Extracted records
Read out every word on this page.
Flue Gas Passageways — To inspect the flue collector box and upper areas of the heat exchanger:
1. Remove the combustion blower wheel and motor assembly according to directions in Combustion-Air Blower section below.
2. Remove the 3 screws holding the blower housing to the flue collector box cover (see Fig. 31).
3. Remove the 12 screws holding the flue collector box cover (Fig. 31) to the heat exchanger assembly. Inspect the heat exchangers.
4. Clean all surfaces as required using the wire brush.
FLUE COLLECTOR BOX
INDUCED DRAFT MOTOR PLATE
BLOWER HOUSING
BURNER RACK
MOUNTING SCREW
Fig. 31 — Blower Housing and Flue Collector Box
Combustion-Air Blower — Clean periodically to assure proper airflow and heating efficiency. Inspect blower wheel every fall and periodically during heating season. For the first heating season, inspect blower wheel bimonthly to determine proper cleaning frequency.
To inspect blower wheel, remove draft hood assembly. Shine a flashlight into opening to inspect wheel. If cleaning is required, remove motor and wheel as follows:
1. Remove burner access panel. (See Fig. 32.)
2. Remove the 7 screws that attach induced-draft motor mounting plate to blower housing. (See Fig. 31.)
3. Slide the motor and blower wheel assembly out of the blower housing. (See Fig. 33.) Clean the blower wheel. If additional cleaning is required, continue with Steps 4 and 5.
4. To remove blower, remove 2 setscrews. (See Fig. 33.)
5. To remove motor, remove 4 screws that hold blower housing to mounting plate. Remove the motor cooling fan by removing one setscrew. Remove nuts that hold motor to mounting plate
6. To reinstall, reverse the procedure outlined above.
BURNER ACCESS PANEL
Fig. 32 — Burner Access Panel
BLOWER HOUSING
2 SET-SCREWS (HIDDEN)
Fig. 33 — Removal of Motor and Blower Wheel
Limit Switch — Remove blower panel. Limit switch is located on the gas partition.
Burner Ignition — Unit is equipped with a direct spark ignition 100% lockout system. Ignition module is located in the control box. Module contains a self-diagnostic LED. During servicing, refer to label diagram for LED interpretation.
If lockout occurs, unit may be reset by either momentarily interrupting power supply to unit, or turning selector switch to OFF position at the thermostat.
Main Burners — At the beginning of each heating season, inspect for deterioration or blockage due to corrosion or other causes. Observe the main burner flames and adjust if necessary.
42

Required task: Repeat the material above in full, exactly as it stands.

Answer to this task:
Read out every word on this page.
Flue Gas Passageways — To inspect the flue collector box and upper areas of the heat exchanger:
1. Remove the combustion blower wheel and motor assembly according to directions in Combustion-Air Blower section below.
2. Remove the 3 screws holding the blower housing to the flue collector box cover (see Fig. 31).
3. Remove the 12 screws holding the flue collector box cover (Fig. 31) to the heat exchanger assembly. Inspect the heat exchangers.
4. Clean all surfaces as required using the wire brush.
FLUE COLLECTOR BOX
INDUCED DRAFT MOTOR PLATE
BLOWER HOUSING
BURNER RACK
MOUNTING SCREW
Fig. 31 — Blower Housing and Flue Collector Box
Combustion-Air Blower — Clean periodically to assure proper airflow and heating efficiency. Inspect blower wheel every fall and periodically during heating season. For the first heating season, inspect blower wheel bimonthly to determine proper cleaning frequency.
To inspect blower wheel, remove draft hood assembly. Shine a flashlight into opening to inspect wheel. If cleaning is required, remove motor and wheel as follows:
1. Remove burner access panel. (See Fig. 32.)
2. Remove the 7 screws that attach induced-draft motor mounting plate to blower housing. (See Fig. 31.)
3. Slide the motor and blower wheel assembly out of the blower housing. (See Fig. 33.) Clean the blower wheel. If additional cleaning is required, continue with Steps 4 and 5.
4. To remove blower, remove 2 setscrews. (See Fig. 33.)
5. To remove motor, remove 4 screws that hold blower housing to mounting plate. Remove the motor cooling fan by removing one setscrew. Remove nuts that hold motor to mounting plate
6. To reinstall, reverse the procedure outlined above.
BURNER ACCESS PANEL
Fig. 32 — Burner Access Panel
BLOWER HOUSING
2 SET-SCREWS (HIDDEN)
Fig. 33 — Removal of Motor and Blower Wheel
Limit Switch — Remove blower panel. Limit switch is located on the gas partition.
Burner Ignition — Unit is equipped with a direct spark ignition 100% lockout system. Ignition module is located in the control box. Module contains a self-diagnostic LED. During servicing, refer to label diagram for LED interpretation.
If lockout occurs, unit may be reset by either momentarily interrupting power supply to unit, or turning selector switch to OFF position at the thermostat.
Main Burners — At the beginning of each heating season, inspect for deterioration or blockage due to corrosion or other causes. Observe the main burner flames and adjust if necessary.
42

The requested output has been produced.